— BEGIN —
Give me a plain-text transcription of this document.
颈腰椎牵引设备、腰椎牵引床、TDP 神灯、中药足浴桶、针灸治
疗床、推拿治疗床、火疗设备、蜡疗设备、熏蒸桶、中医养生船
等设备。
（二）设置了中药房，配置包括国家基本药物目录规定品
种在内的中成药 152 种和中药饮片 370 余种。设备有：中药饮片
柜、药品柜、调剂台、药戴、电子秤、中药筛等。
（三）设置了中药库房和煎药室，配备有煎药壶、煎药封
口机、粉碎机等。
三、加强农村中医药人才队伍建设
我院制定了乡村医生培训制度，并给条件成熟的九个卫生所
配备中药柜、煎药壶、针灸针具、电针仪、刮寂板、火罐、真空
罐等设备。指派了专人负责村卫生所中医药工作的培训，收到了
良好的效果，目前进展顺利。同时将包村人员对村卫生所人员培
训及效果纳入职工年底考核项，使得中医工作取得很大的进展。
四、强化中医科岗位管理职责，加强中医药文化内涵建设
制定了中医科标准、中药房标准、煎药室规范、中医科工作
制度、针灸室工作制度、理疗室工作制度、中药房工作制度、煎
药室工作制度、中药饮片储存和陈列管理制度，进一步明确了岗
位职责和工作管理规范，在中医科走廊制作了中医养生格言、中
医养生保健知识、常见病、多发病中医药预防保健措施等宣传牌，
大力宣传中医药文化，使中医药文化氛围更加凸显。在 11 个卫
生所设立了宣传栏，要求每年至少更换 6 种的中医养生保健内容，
— END —
Stated exercise: Retype the material above, line by line, exactly.

Worked answer:
Give me a plain-text transcription of this document.
颈腰椎牵引设备、腰椎牵引床、TDP 神灯、中药足浴桶、针灸治
疗床、推拿治疗床、火疗设备、蜡疗设备、熏蒸桶、中医养生船
等设备。
（二）设置了中药房，配置包括国家基本药物目录规定品
种在内的中成药 152 种和中药饮片 370 余种。设备有：中药饮片
柜、药品柜、调剂台、药戴、电子秤、中药筛等。
（三）设置了中药库房和煎药室，配备有煎药壶、煎药封
口机、粉碎机等。
三、加强农村中医药人才队伍建设
我院制定了乡村医生培训制度，并给条件成熟的九个卫生所
配备中药柜、煎药壶、针灸针具、电针仪、刮寂板、火罐、真空
罐等设备。指派了专人负责村卫生所中医药工作的培训，收到了
良好的效果，目前进展顺利。同时将包村人员对村卫生所人员培
训及效果纳入职工年底考核项，使得中医工作取得很大的进展。
四、强化中医科岗位管理职责，加强中医药文化内涵建设
制定了中医科标准、中药房标准、煎药室规范、中医科工作
制度、针灸室工作制度、理疗室工作制度、中药房工作制度、煎
药室工作制度、中药饮片储存和陈列管理制度，进一步明确了岗
位职责和工作管理规范，在中医科走廊制作了中医养生格言、中
医养生保健知识、常见病、多发病中医药预防保健措施等宣传牌，
大力宣传中医药文化，使中医药文化氛围更加凸显。在 11 个卫
生所设立了宣传栏，要求每年至少更换 6 种的中医养生保健内容，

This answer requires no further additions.